_WORK TO DO:_
No images are to be carried over; print all other material exactly as it stands.

_RECORDS FOR THE TASK:_
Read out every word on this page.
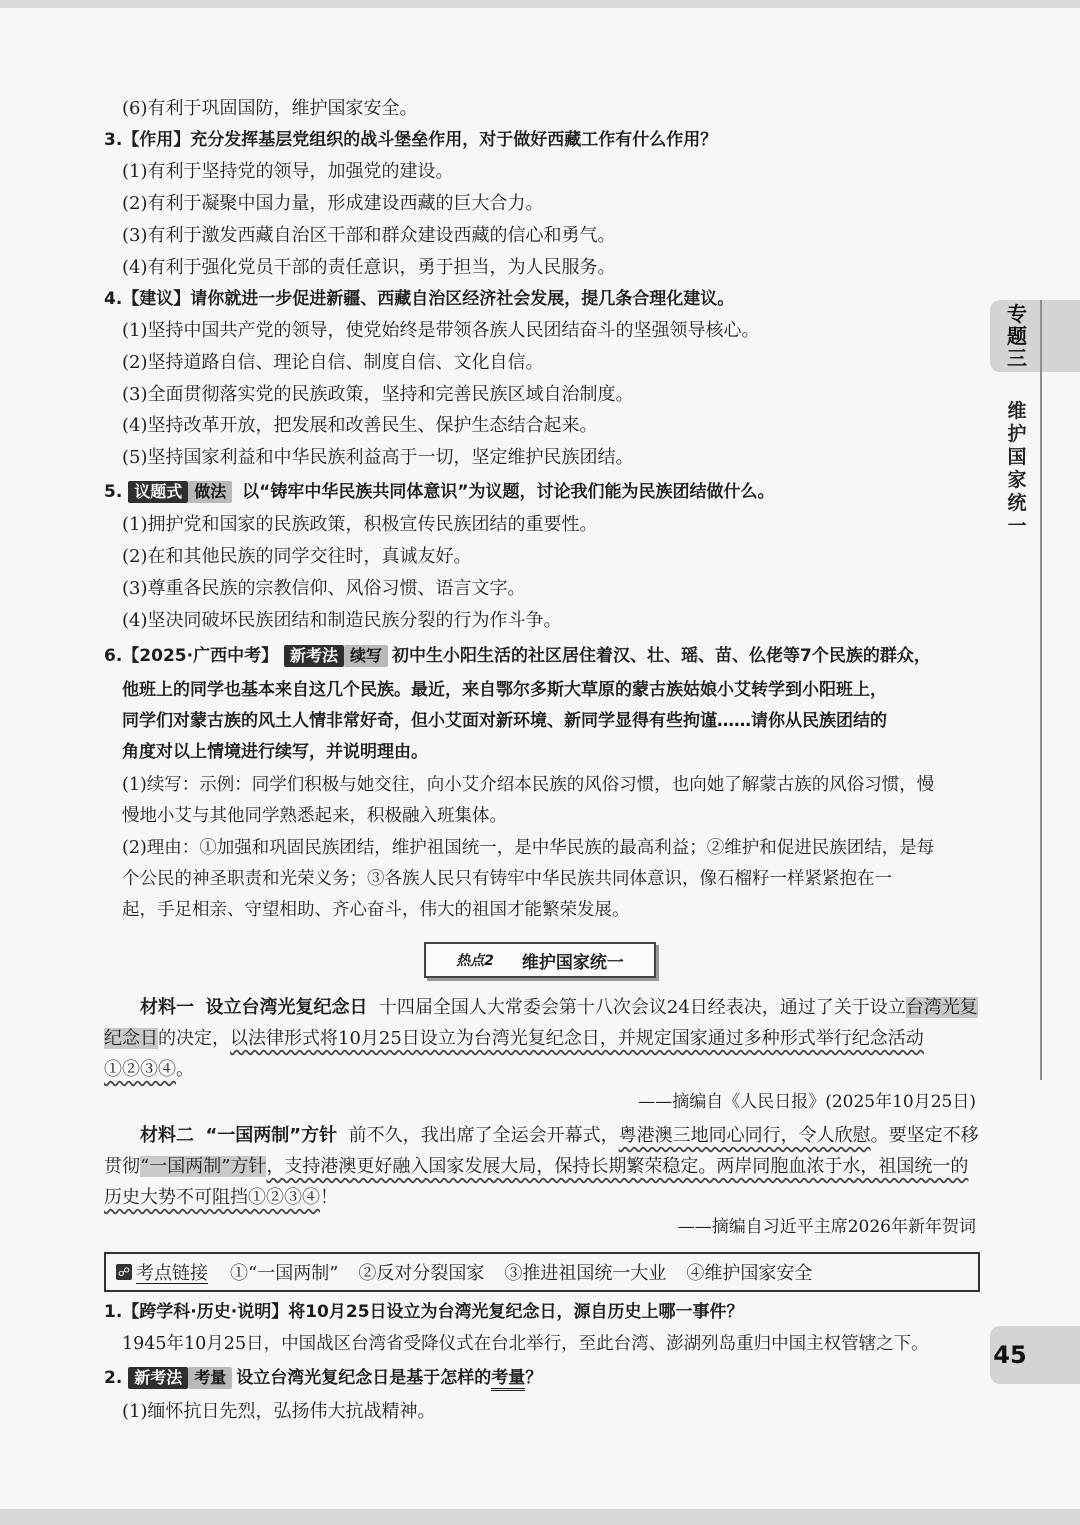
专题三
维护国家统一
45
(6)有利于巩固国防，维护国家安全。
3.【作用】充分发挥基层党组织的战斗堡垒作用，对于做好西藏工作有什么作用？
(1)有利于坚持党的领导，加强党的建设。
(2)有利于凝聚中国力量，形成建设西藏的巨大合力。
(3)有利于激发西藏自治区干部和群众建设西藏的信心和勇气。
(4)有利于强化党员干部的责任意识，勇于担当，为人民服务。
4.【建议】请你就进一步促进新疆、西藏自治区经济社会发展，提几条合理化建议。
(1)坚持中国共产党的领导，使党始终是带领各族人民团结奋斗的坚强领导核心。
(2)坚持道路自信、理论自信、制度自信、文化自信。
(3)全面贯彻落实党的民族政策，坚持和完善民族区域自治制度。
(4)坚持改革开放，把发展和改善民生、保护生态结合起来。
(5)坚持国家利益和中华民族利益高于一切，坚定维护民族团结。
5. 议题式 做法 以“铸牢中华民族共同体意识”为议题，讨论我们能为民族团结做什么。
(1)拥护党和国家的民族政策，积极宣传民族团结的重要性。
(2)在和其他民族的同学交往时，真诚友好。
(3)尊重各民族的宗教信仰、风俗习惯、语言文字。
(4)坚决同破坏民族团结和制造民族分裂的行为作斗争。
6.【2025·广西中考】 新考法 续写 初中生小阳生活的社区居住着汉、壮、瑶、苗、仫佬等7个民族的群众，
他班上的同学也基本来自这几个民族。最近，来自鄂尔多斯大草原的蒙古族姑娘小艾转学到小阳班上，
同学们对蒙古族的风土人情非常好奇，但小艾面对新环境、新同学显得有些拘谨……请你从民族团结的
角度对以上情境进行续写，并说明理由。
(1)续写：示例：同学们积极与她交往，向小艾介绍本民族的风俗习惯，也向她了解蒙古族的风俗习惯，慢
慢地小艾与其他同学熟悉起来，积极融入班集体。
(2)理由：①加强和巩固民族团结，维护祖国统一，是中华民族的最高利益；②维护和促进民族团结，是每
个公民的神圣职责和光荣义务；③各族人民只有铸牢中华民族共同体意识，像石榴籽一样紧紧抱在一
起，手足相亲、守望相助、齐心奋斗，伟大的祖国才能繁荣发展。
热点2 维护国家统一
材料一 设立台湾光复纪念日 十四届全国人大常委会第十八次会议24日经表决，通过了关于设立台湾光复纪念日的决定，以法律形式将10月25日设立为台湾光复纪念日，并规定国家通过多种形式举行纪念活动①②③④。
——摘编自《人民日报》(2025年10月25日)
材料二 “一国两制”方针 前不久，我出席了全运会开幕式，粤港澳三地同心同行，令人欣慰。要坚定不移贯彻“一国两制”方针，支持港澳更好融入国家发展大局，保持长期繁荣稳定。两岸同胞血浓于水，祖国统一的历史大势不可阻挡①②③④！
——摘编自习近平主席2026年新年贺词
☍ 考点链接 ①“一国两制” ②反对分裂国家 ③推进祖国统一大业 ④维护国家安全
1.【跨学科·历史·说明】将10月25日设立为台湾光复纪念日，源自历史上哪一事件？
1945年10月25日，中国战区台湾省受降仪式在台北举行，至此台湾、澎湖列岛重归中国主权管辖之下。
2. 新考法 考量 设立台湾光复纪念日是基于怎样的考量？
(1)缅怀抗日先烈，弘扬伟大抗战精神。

_EXERCISE OUTPUT:_
Read out every word on this page.
专题三
维护国家统一
45
(6)有利于巩固国防，维护国家安全。
3.【作用】充分发挥基层党组织的战斗堡垒作用，对于做好西藏工作有什么作用？
(1)有利于坚持党的领导，加强党的建设。
(2)有利于凝聚中国力量，形成建设西藏的巨大合力。
(3)有利于激发西藏自治区干部和群众建设西藏的信心和勇气。
(4)有利于强化党员干部的责任意识，勇于担当，为人民服务。
4.【建议】请你就进一步促进新疆、西藏自治区经济社会发展，提几条合理化建议。
(1)坚持中国共产党的领导，使党始终是带领各族人民团结奋斗的坚强领导核心。
(2)坚持道路自信、理论自信、制度自信、文化自信。
(3)全面贯彻落实党的民族政策，坚持和完善民族区域自治制度。
(4)坚持改革开放，把发展和改善民生、保护生态结合起来。
(5)坚持国家利益和中华民族利益高于一切，坚定维护民族团结。
5. 议题式 做法 以“铸牢中华民族共同体意识”为议题，讨论我们能为民族团结做什么。
(1)拥护党和国家的民族政策，积极宣传民族团结的重要性。
(2)在和其他民族的同学交往时，真诚友好。
(3)尊重各民族的宗教信仰、风俗习惯、语言文字。
(4)坚决同破坏民族团结和制造民族分裂的行为作斗争。
6.【2025·广西中考】 新考法 续写 初中生小阳生活的社区居住着汉、壮、瑶、苗、仫佬等7个民族的群众，
他班上的同学也基本来自这几个民族。最近，来自鄂尔多斯大草原的蒙古族姑娘小艾转学到小阳班上，
同学们对蒙古族的风土人情非常好奇，但小艾面对新环境、新同学显得有些拘谨……请你从民族团结的
角度对以上情境进行续写，并说明理由。
(1)续写：示例：同学们积极与她交往，向小艾介绍本民族的风俗习惯，也向她了解蒙古族的风俗习惯，慢
慢地小艾与其他同学熟悉起来，积极融入班集体。
(2)理由：①加强和巩固民族团结，维护祖国统一，是中华民族的最高利益；②维护和促进民族团结，是每
个公民的神圣职责和光荣义务；③各族人民只有铸牢中华民族共同体意识，像石榴籽一样紧紧抱在一
起，手足相亲、守望相助、齐心奋斗，伟大的祖国才能繁荣发展。
热点2 维护国家统一
材料一 设立台湾光复纪念日 十四届全国人大常委会第十八次会议24日经表决，通过了关于设立台湾光复纪念日的决定，以法律形式将10月25日设立为台湾光复纪念日，并规定国家通过多种形式举行纪念活动①②③④。
——摘编自《人民日报》(2025年10月25日)
材料二 “一国两制”方针 前不久，我出席了全运会开幕式，粤港澳三地同心同行，令人欣慰。要坚定不移贯彻“一国两制”方针，支持港澳更好融入国家发展大局，保持长期繁荣稳定。两岸同胞血浓于水，祖国统一的历史大势不可阻挡①②③④！
——摘编自习近平主席2026年新年贺词
☍ 考点链接 ①“一国两制” ②反对分裂国家 ③推进祖国统一大业 ④维护国家安全
1.【跨学科·历史·说明】将10月25日设立为台湾光复纪念日，源自历史上哪一事件？
1945年10月25日，中国战区台湾省受降仪式在台北举行，至此台湾、澎湖列岛重归中国主权管辖之下。
2. 新考法 考量 设立台湾光复纪念日是基于怎样的考量？
(1)缅怀抗日先烈，弘扬伟大抗战精神。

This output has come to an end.